Every record should be written out again in full, with no character altered.

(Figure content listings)
== Segment start ==
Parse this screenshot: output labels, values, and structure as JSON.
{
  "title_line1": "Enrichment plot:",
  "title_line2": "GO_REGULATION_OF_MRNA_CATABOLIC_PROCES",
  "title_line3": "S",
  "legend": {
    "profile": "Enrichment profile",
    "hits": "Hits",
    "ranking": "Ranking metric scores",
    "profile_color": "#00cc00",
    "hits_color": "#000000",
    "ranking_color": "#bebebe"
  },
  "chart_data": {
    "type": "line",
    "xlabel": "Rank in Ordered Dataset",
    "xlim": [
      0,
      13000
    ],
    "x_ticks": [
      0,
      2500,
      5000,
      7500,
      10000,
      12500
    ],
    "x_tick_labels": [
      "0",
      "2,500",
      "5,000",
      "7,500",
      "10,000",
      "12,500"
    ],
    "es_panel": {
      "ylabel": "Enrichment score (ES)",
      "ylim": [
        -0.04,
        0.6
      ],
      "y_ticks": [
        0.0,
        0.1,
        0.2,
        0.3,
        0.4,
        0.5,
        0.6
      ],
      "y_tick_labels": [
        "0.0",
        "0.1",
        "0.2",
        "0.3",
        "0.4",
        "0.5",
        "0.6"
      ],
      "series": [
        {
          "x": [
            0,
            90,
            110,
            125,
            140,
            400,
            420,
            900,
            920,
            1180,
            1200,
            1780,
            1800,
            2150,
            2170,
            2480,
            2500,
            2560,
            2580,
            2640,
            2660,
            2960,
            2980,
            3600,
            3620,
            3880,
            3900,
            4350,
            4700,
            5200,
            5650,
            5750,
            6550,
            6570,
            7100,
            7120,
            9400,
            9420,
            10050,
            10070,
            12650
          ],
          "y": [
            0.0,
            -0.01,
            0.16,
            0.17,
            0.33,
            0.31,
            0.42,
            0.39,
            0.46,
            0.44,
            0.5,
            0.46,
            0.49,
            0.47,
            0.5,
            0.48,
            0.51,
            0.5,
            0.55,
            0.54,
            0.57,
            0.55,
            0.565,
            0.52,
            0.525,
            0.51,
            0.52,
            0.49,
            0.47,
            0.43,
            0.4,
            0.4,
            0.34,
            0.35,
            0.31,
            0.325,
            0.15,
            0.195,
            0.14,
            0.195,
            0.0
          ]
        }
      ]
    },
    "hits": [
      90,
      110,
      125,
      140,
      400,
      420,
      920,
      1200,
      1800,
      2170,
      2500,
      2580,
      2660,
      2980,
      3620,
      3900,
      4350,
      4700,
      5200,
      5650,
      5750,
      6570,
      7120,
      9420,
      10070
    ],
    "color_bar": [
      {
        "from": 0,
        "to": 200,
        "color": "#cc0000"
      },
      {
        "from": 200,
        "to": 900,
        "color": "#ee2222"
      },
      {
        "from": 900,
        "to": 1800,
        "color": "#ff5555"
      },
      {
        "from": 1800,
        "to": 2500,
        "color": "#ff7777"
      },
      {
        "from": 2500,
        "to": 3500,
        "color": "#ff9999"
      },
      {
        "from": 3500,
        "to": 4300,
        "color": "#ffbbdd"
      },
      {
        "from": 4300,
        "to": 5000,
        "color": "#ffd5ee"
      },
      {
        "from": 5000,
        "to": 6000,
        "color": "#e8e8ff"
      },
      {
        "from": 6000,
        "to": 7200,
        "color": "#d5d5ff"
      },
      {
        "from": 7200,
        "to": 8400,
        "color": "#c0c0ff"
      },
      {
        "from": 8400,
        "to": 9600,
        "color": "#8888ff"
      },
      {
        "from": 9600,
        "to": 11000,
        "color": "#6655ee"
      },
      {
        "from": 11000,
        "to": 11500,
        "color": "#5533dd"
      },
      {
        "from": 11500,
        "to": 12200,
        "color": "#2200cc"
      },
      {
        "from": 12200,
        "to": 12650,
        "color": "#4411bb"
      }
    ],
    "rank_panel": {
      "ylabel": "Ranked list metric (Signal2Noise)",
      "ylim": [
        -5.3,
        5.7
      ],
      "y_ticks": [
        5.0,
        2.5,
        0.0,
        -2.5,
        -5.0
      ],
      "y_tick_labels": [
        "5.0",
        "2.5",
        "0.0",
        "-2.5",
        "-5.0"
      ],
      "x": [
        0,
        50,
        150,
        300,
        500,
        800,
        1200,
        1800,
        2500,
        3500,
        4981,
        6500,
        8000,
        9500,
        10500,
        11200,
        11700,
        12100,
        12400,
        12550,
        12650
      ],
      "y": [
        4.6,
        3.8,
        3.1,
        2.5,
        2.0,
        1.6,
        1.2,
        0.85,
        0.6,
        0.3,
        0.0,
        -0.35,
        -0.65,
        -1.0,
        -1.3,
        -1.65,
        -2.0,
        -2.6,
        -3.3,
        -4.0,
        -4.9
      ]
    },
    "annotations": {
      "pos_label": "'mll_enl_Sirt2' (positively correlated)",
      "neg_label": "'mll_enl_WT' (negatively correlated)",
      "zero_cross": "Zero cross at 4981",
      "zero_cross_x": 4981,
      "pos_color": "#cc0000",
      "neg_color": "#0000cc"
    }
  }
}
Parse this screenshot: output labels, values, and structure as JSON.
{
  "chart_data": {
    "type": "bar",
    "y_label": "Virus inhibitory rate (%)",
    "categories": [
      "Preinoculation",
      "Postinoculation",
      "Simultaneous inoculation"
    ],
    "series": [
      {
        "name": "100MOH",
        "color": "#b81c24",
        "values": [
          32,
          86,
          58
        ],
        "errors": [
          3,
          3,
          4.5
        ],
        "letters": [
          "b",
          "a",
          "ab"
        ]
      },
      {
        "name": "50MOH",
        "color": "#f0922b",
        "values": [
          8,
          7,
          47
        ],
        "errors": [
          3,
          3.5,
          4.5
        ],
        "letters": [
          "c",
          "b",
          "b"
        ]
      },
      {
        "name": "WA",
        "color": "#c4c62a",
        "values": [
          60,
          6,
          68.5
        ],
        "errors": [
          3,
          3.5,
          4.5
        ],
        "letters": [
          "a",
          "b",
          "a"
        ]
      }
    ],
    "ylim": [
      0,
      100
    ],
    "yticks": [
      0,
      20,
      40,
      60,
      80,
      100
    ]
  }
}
== Segment end ==
§ WRITTEN ANSWER
Parse this screenshot: output labels, values, and structure as JSON.
{
  "title_line1": "Enrichment plot:",
  "title_line2": "GO_REGULATION_OF_MRNA_CATABOLIC_PROCES",
  "title_line3": "S",
  "legend": {
    "profile": "Enrichment profile",
    "hits": "Hits",
    "ranking": "Ranking metric scores",
    "profile_color": "#00cc00",
    "hits_color": "#000000",
    "ranking_color": "#bebebe"
  },
  "chart_data": {
    "type": "line",
    "xlabel": "Rank in Ordered Dataset",
    "xlim": [
      0,
      13000
    ],
    "x_ticks": [
      0,
      2500,
      5000,
      7500,
      10000,
      12500
    ],
    "x_tick_labels": [
      "0",
      "2,500",
      "5,000",
      "7,500",
      "10,000",
      "12,500"
    ],
    "es_panel": {
      "ylabel": "Enrichment score (ES)",
      "ylim": [
        -0.04,
        0.6
      ],
      "y_ticks": [
        0.0,
        0.1,
        0.2,
        0.3,
        0.4,
        0.5,
        0.6
      ],
      "y_tick_labels": [
        "0.0",
        "0.1",
        "0.2",
        "0.3",
        "0.4",
        "0.5",
        "0.6"
      ],
      "series": [
        {
          "x": [
            0,
            90,
            110,
            125,
            140,
            400,
            420,
            900,
            920,
            1180,
            1200,
            1780,
            1800,
            2150,
            2170,
            2480,
            2500,
            2560,
            2580,
            2640,
            2660,
            2960,
            2980,
            3600,
            3620,
            3880,
            3900,
            4350,
            4700,
            5200,
            5650,
            5750,
            6550,
            6570,
            7100,
            7120,
            9400,
            9420,
            10050,
            10070,
            12650
          ],
          "y": [
            0.0,
            -0.01,
            0.16,
            0.17,
            0.33,
            0.31,
            0.42,
            0.39,
            0.46,
            0.44,
            0.5,
            0.46,
            0.49,
            0.47,
            0.5,
            0.48,
            0.51,
            0.5,
            0.55,
            0.54,
            0.57,
            0.55,
            0.565,
            0.52,
            0.525,
            0.51,
            0.52,
            0.49,
            0.47,
            0.43,
            0.4,
            0.4,
            0.34,
            0.35,
            0.31,
            0.325,
            0.15,
            0.195,
            0.14,
            0.195,
            0.0
          ]
        }
      ]
    },
    "hits": [
      90,
      110,
      125,
      140,
      400,
      420,
      920,
      1200,
      1800,
      2170,
      2500,
      2580,
      2660,
      2980,
      3620,
      3900,
      4350,
      4700,
      5200,
      5650,
      5750,
      6570,
      7120,
      9420,
      10070
    ],
    "color_bar": [
      {
        "from": 0,
        "to": 200,
        "color": "#cc0000"
      },
      {
        "from": 200,
        "to": 900,
        "color": "#ee2222"
      },
      {
        "from": 900,
        "to": 1800,
        "color": "#ff5555"
      },
      {
        "from": 1800,
        "to": 2500,
        "color": "#ff7777"
      },
      {
        "from": 2500,
        "to": 3500,
        "color": "#ff9999"
      },
      {
        "from": 3500,
        "to": 4300,
        "color": "#ffbbdd"
      },
      {
        "from": 4300,
        "to": 5000,
        "color": "#ffd5ee"
      },
      {
        "from": 5000,
        "to": 6000,
        "color": "#e8e8ff"
      },
      {
        "from": 6000,
        "to": 7200,
        "color": "#d5d5ff"
      },
      {
        "from": 7200,
        "to": 8400,
        "color": "#c0c0ff"
      },
      {
        "from": 8400,
        "to": 9600,
        "color": "#8888ff"
      },
      {
        "from": 9600,
        "to": 11000,
        "color": "#6655ee"
      },
      {
        "from": 11000,
        "to": 11500,
        "color": "#5533dd"
      },
      {
        "from": 11500,
        "to": 12200,
        "color": "#2200cc"
      },
      {
        "from": 12200,
        "to": 12650,
        "color": "#4411bb"
      }
    ],
    "rank_panel": {
      "ylabel": "Ranked list metric (Signal2Noise)",
      "ylim": [
        -5.3,
        5.7
      ],
      "y_ticks": [
        5.0,
        2.5,
        0.0,
        -2.5,
        -5.0
      ],
      "y_tick_labels": [
        "5.0",
        "2.5",
        "0.0",
        "-2.5",
        "-5.0"
      ],
      "x": [
        0,
        50,
        150,
        300,
        500,
        800,
        1200,
        1800,
        2500,
        3500,
        4981,
        6500,
        8000,
        9500,
        10500,
        11200,
        11700,
        12100,
        12400,
        12550,
        12650
      ],
      "y": [
        4.6,
        3.8,
        3.1,
        2.5,
        2.0,
        1.6,
        1.2,
        0.85,
        0.6,
        0.3,
        0.0,
        -0.35,
        -0.65,
        -1.0,
        -1.3,
        -1.65,
        -2.0,
        -2.6,
        -3.3,
        -4.0,
        -4.9
      ]
    },
    "annotations": {
      "pos_label": "'mll_enl_Sirt2' (positively correlated)",
      "neg_label": "'mll_enl_WT' (negatively correlated)",
      "zero_cross": "Zero cross at 4981",
      "zero_cross_x": 4981,
      "pos_color": "#cc0000",
      "neg_color": "#0000cc"
    }
  }
}
Parse this screenshot: output labels, values, and structure as JSON.
{
  "chart_data": {
    "type": "bar",
    "y_label": "Virus inhibitory rate (%)",
    "categories": [
      "Preinoculation",
      "Postinoculation",
      "Simultaneous inoculation"
    ],
    "series": [
      {
        "name": "100MOH",
        "color": "#b81c24",
        "values": [
          32,
          86,
          58
        ],
        "errors": [
          3,
          3,
          4.5
        ],
        "letters": [
          "b",
          "a",
          "ab"
        ]
      },
      {
        "name": "50MOH",
        "color": "#f0922b",
        "values": [
          8,
          7,
          47
        ],
        "errors": [
          3,
          3.5,
          4.5
        ],
        "letters": [
          "c",
          "b",
          "b"
        ]
      },
      {
        "name": "WA",
        "color": "#c4c62a",
        "values": [
          60,
          6,
          68.5
        ],
        "errors": [
          3,
          3.5,
          4.5
        ],
        "letters": [
          "a",
          "b",
          "a"
        ]
      }
    ],
    "ylim": [
      0,
      100
    ],
    "yticks": [
      0,
      20,
      40,
      60,
      80,
      100
    ]
  }
}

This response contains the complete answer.